### DATA EXCERPTS
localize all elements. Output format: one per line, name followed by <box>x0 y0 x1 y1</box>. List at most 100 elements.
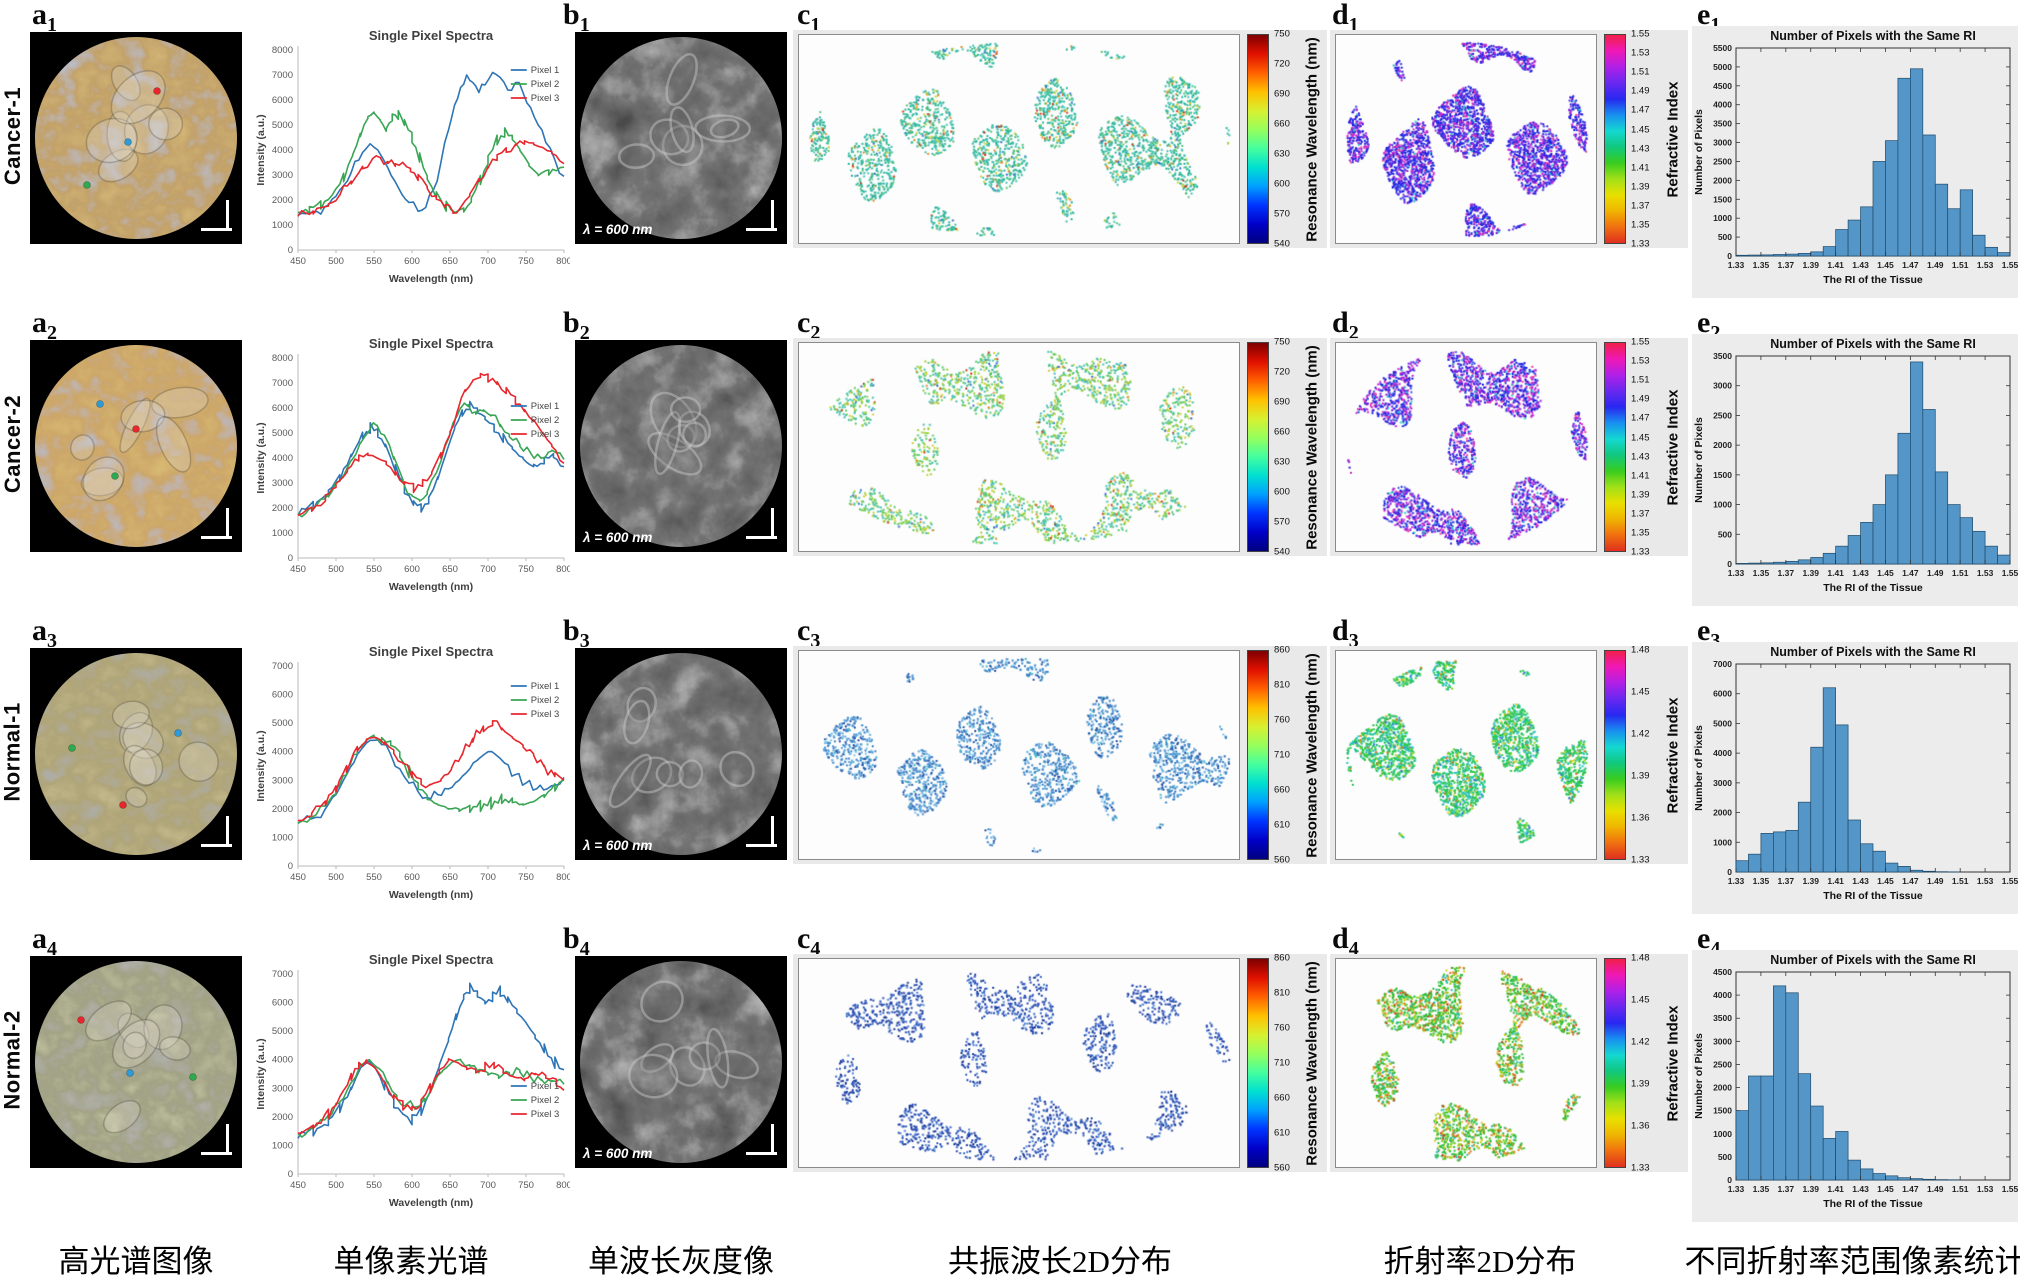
colorbar-tick: 760 <box>1274 1022 1290 1034</box>
colorbar-tick: 860 <box>1274 952 1290 964</box>
svg-text:450: 450 <box>290 1180 306 1191</box>
svg-text:4000: 4000 <box>272 747 293 758</box>
colorbar-tick: 690 <box>1274 396 1290 408</box>
colorbar-tick: 560 <box>1274 854 1290 866</box>
colorbar-tick: 600 <box>1274 486 1290 498</box>
svg-text:1.39: 1.39 <box>1802 260 1819 270</box>
svg-text:700: 700 <box>480 256 496 267</box>
svg-text:6000: 6000 <box>272 95 293 106</box>
svg-text:550: 550 <box>366 872 382 883</box>
panel-label-c: c3 <box>797 614 821 652</box>
resonance-colorbar <box>1247 958 1269 1168</box>
svg-text:1.45: 1.45 <box>1877 568 1894 578</box>
colorbar-tick: 810 <box>1274 987 1290 999</box>
svg-text:2500: 2500 <box>1713 1059 1732 1069</box>
svg-text:8000: 8000 <box>272 353 293 364</box>
svg-text:2000: 2000 <box>1713 440 1732 450</box>
refractive-index-map <box>1335 958 1597 1168</box>
colorbar-tick: 1.36 <box>1631 812 1650 824</box>
svg-text:2000: 2000 <box>272 1112 293 1123</box>
wavelength-note: λ = 600 nm <box>583 222 653 237</box>
resonance-colorbar <box>1247 34 1269 244</box>
ri-histogram-chart: 0 500 1000 1500 2000 2500 3000 3500 1.33 1.35 1.37… <box>1692 334 2019 606</box>
svg-text:Pixel 2: Pixel 2 <box>531 415 560 426</box>
svg-text:650: 650 <box>442 256 458 267</box>
resonance-colorbar-label: Resonance Wavelength (nm) <box>1303 960 1321 1166</box>
refractive-index-colorbar <box>1604 958 1626 1168</box>
colorbar-tick: 1.43 <box>1631 143 1650 154</box>
svg-text:800: 800 <box>556 256 570 267</box>
svg-text:1.55: 1.55 <box>2002 568 2018 578</box>
svg-text:750: 750 <box>518 872 534 883</box>
svg-text:600: 600 <box>404 1180 420 1191</box>
svg-text:Single Pixel Spectra: Single Pixel Spectra <box>369 644 494 659</box>
svg-text:Number of Pixels: Number of Pixels <box>1693 417 1705 503</box>
colorbar-tick: 1.48 <box>1631 644 1650 656</box>
svg-text:0: 0 <box>288 1169 293 1180</box>
colorbar-tick: 1.47 <box>1631 104 1650 116</box>
caption-single-pixel-spectra: 单像素光谱 <box>333 1244 489 1279</box>
resonance-wavelength-map-panel: 860 810 760 710 660 610 560 Resonance Waveleng… <box>793 645 1327 866</box>
refractive-index-map <box>1335 34 1597 244</box>
refractive-index-map-panel: 1.55 1.53 1.51 1.49 1.47 1.45 1.43 1.41 1.39 1.37… <box>1330 337 1688 558</box>
svg-text:1.43: 1.43 <box>1852 568 1869 578</box>
colorbar-tick: 1.39 <box>1631 489 1650 501</box>
svg-text:550: 550 <box>366 564 382 575</box>
svg-text:0: 0 <box>1727 251 1732 261</box>
resonance-colorbar <box>1247 342 1269 552</box>
svg-text:500: 500 <box>328 872 344 883</box>
colorbar-tick: 720 <box>1274 58 1290 70</box>
svg-text:1.49: 1.49 <box>1927 1184 1944 1194</box>
colorbar-tick: 570 <box>1274 208 1290 220</box>
colorbar-tick: 1.51 <box>1631 66 1650 78</box>
svg-text:1.37: 1.37 <box>1778 568 1795 578</box>
colorbar-tick: 560 <box>1274 1162 1290 1174</box>
refractive-index-map-panel: 1.48 1.45 1.42 1.39 1.36 1.33 Refractive Inde… <box>1330 953 1688 1174</box>
single-wavelength-grayscale-image: λ = 600 nm <box>575 956 787 1168</box>
colorbar-tick: 1.55 <box>1631 28 1650 40</box>
svg-text:1.47: 1.47 <box>1902 876 1919 886</box>
figure-row: Normal-1 a3 b3 c3 d3 e3 0 1000 2000 3000 400… <box>0 614 2020 924</box>
svg-text:Pixel 3: Pixel 3 <box>531 429 560 440</box>
svg-text:6000: 6000 <box>272 690 293 701</box>
colorbar-tick: 570 <box>1274 516 1290 528</box>
svg-text:1.47: 1.47 <box>1902 260 1919 270</box>
svg-text:1.49: 1.49 <box>1927 260 1944 270</box>
panel-label-b: b3 <box>563 614 590 652</box>
refractive-index-colorbar-label: Refractive Index <box>1664 389 1682 505</box>
resonance-wavelength-map <box>798 34 1240 244</box>
svg-text:800: 800 <box>556 872 570 883</box>
svg-text:800: 800 <box>556 564 570 575</box>
refractive-index-colorbar <box>1604 650 1626 860</box>
colorbar-tick: 610 <box>1274 819 1290 831</box>
colorbar-tick: 610 <box>1274 1127 1290 1139</box>
svg-text:1.49: 1.49 <box>1927 568 1944 578</box>
caption-ri-2d: 折射率2D分布 <box>1383 1244 1577 1279</box>
svg-text:1000: 1000 <box>1713 213 1732 223</box>
svg-text:1.55: 1.55 <box>2002 1184 2018 1194</box>
svg-text:700: 700 <box>480 564 496 575</box>
svg-text:5000: 5000 <box>1713 718 1732 728</box>
refractive-index-map <box>1335 342 1597 552</box>
svg-text:1.41: 1.41 <box>1827 876 1844 886</box>
svg-text:4500: 4500 <box>1713 81 1732 91</box>
svg-text:1.51: 1.51 <box>1952 1184 1969 1194</box>
colorbar-tick: 720 <box>1274 366 1290 378</box>
colorbar-tick: 710 <box>1274 749 1290 761</box>
svg-text:1.43: 1.43 <box>1852 876 1869 886</box>
colorbar-tick: 750 <box>1274 28 1290 40</box>
svg-text:500: 500 <box>1718 529 1732 539</box>
svg-text:Number of Pixels: Number of Pixels <box>1693 1033 1705 1119</box>
colorbar-tick: 1.42 <box>1631 1036 1650 1048</box>
svg-text:3500: 3500 <box>1713 351 1732 361</box>
colorbar-tick: 1.35 <box>1631 219 1650 231</box>
svg-text:Pixel 2: Pixel 2 <box>531 79 560 90</box>
svg-text:1.51: 1.51 <box>1952 260 1969 270</box>
resonance-wavelength-map-panel: 750 720 690 660 630 600 570 540 Resonance Wavel… <box>793 28 1327 250</box>
svg-text:650: 650 <box>442 872 458 883</box>
svg-text:1.41: 1.41 <box>1827 1184 1844 1194</box>
svg-text:1.51: 1.51 <box>1952 876 1969 886</box>
svg-text:2000: 2000 <box>1713 175 1732 185</box>
svg-text:Pixel 1: Pixel 1 <box>531 65 560 76</box>
svg-text:3500: 3500 <box>1713 1013 1732 1023</box>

### PROBLEM TO SOLVE
Arrange everything from the line containing "colorbar-tick: 760 <box>1274" down to the line containing "colorbar-tick: 1.47 <box>1631", both included, as a numbered list with blank lines left out.

### TASK ANSWER
1. colorbar-tick: 760 <box>1274 1022 1290 1034</box>
2. colorbar-tick: 860 <box>1274 952 1290 964</box>
3. svg-text:450: 450 <box>290 1180 306 1191</box>
4. svg-text:4000: 4000 <box>272 747 293 758</box>
5. colorbar-tick: 690 <box>1274 396 1290 408</box>
6. colorbar-tick: 560 <box>1274 854 1290 866</box>
7. colorbar-tick: 600 <box>1274 486 1290 498</box>
8. svg-text:1.39: 1.39 <box>1802 260 1819 270</box>
9. svg-text:700: 700 <box>480 256 496 267</box>
10. svg-text:6000: 6000 <box>272 95 293 106</box>
11. svg-text:550: 550 <box>366 872 382 883</box>
12. panel-label-c: c3 <box>797 614 821 652</box>
13. resonance-colorbar <box>1247 958 1269 1168</box>
14. svg-text:1.45: 1.45 <box>1877 568 1894 578</box>
15. colorbar-tick: 810 <box>1274 987 1290 999</box>
16. svg-text:2500: 2500 <box>1713 1059 1732 1069</box>
17. svg-text:8000: 8000 <box>272 353 293 364</box>
18. svg-text:2000: 2000 <box>1713 440 1732 450</box>
19. refractive-index-map <box>1335 958 1597 1168</box>
20. colorbar-tick: 1.36 <box>1631 812 1650 824</box>
21. svg-text:2000: 2000 <box>272 1112 293 1123</box>
22. wavelength-note: λ = 600 nm <box>583 222 653 237</box>
23. resonance-colorbar <box>1247 34 1269 244</box>
24. ri-histogram-chart: 0 500 1000 1500 2000 2500 3000 3500 1.33 1.35 1.37… <box>1692 334 2019 606</box>
25. svg-text:Pixel 2: Pixel 2 <box>531 415 560 426</box>
26. svg-text:650: 650 <box>442 256 458 267</box>
27. resonance-colorbar-label: Resonance Wavelength (nm) <box>1303 960 1321 1166</box>
28. refractive-index-colorbar <box>1604 958 1626 1168</box>
29. colorbar-tick: 1.43 <box>1631 143 1650 154</box>
30. svg-text:800: 800 <box>556 256 570 267</box>
31. svg-text:1.55: 1.55 <box>2002 568 2018 578</box>
32. svg-text:750: 750 <box>518 872 534 883</box>
33. svg-text:600: 600 <box>404 1180 420 1191</box>
34. svg-text:Single Pixel Spectra: Single Pixel Spectra <box>369 644 494 659</box>
35. svg-text:Number of Pixels: Number of Pixels <box>1693 417 1705 503</box>
36. colorbar-tick: 1.48 <box>1631 644 1650 656</box>
37. svg-text:0: 0 <box>288 1169 293 1180</box>
38. colorbar-tick: 1.47 <box>1631 104 1650 116</box>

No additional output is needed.